TASK DIRECTIONS:
Copy out the data from the line containing "I need the location" through the line containing "Text: Contains HM", including both of those lines, and leave out the picture.

MATERIAL TO PROCESS:
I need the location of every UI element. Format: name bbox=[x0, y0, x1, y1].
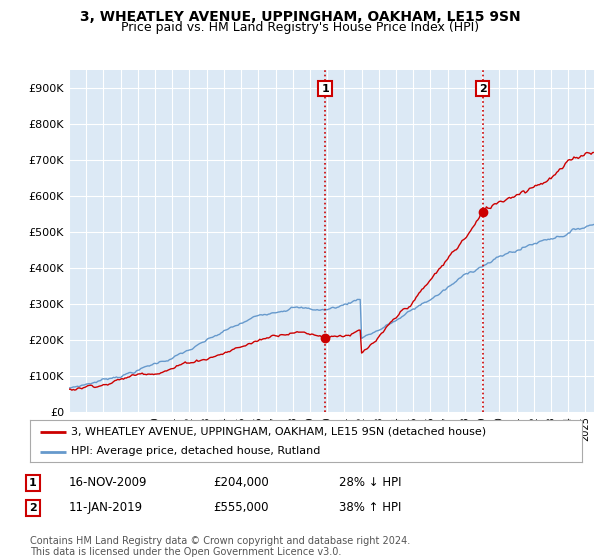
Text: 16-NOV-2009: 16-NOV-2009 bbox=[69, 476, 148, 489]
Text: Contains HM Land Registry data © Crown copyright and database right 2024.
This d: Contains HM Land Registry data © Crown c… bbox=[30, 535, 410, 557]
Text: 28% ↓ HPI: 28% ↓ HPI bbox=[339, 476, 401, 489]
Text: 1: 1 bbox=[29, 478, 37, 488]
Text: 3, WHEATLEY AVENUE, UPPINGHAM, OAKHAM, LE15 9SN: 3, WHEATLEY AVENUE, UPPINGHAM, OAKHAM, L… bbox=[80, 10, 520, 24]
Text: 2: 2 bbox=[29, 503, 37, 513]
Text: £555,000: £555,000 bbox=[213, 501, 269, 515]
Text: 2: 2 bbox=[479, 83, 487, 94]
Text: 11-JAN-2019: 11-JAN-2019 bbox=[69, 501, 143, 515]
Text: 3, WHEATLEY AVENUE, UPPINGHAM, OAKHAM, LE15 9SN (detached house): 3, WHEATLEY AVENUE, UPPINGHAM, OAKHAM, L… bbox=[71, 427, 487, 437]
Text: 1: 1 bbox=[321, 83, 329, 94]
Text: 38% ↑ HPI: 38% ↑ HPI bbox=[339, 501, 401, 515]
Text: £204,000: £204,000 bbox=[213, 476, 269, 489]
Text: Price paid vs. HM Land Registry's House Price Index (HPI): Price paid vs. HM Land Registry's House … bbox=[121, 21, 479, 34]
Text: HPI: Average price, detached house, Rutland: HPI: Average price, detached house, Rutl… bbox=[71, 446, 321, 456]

--

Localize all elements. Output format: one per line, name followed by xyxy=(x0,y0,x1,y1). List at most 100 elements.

---

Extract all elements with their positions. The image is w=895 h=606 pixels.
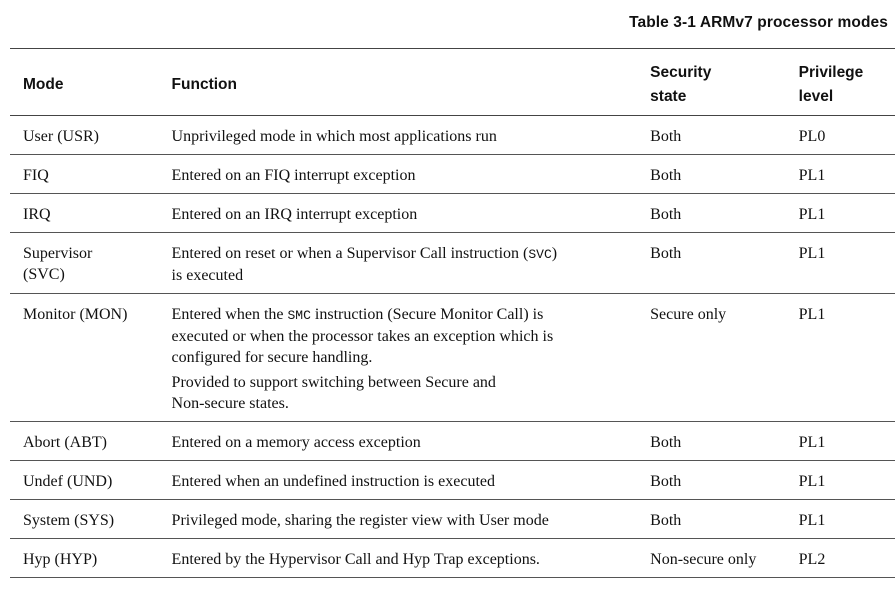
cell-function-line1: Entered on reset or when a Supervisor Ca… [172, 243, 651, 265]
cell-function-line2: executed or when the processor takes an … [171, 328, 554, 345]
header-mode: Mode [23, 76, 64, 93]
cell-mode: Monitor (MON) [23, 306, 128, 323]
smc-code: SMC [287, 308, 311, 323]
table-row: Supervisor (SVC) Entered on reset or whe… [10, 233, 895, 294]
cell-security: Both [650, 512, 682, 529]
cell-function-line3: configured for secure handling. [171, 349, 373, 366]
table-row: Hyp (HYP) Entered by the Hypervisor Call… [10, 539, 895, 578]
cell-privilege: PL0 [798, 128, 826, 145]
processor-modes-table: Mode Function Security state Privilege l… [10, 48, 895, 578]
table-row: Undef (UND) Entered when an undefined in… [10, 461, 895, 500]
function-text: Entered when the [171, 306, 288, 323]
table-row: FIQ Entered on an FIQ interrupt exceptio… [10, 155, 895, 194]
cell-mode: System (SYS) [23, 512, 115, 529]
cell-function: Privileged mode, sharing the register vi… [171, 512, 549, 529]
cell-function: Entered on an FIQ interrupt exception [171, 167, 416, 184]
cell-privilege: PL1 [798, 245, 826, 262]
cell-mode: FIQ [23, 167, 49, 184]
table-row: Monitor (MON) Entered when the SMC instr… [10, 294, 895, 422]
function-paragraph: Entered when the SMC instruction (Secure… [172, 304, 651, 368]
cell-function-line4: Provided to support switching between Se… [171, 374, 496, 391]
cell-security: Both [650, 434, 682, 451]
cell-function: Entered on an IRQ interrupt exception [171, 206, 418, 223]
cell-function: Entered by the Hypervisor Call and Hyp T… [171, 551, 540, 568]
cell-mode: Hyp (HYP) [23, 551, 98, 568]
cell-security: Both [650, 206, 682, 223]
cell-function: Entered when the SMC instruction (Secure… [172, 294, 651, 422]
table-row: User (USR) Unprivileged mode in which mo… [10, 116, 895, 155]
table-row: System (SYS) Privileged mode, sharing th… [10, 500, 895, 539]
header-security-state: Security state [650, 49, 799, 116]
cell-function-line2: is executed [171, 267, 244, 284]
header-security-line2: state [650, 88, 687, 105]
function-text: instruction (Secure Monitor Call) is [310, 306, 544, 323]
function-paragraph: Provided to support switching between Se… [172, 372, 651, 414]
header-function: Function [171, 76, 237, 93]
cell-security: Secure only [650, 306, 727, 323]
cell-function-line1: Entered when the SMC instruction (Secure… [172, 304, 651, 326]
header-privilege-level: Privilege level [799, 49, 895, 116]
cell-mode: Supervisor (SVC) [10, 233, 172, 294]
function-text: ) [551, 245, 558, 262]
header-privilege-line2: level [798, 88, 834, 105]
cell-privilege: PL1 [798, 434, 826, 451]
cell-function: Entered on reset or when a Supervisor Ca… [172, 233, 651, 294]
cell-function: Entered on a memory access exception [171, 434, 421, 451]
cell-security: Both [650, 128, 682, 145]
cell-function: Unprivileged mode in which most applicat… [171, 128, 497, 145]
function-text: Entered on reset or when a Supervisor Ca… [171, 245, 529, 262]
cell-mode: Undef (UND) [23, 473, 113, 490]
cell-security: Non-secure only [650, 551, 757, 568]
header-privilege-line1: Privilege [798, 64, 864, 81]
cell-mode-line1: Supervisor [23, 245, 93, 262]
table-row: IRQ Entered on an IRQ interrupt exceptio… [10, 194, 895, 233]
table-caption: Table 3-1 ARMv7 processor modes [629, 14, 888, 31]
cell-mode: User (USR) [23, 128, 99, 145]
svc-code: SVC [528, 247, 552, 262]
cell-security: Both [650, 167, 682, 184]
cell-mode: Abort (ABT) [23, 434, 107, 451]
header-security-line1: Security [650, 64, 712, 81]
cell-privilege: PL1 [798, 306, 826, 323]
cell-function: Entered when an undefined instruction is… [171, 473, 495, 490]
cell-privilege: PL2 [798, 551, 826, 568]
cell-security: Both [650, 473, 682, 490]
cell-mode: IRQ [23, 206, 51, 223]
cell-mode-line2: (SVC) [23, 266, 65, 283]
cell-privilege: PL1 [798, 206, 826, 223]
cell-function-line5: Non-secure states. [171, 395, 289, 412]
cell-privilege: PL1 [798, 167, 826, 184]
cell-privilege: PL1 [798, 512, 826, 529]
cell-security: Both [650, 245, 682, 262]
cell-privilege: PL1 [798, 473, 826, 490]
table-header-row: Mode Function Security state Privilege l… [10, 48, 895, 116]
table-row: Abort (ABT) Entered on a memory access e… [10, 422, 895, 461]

COMPLETE RESPONSE:
I need the location of every UI element. Format: name bbox=[x0, y0, x1, y1].
Text: 16-NOV-2009: 16-NOV-2009 bbox=[69, 476, 148, 489]
Text: Contains HM Land Registry data © Crown copyright and database right 2024.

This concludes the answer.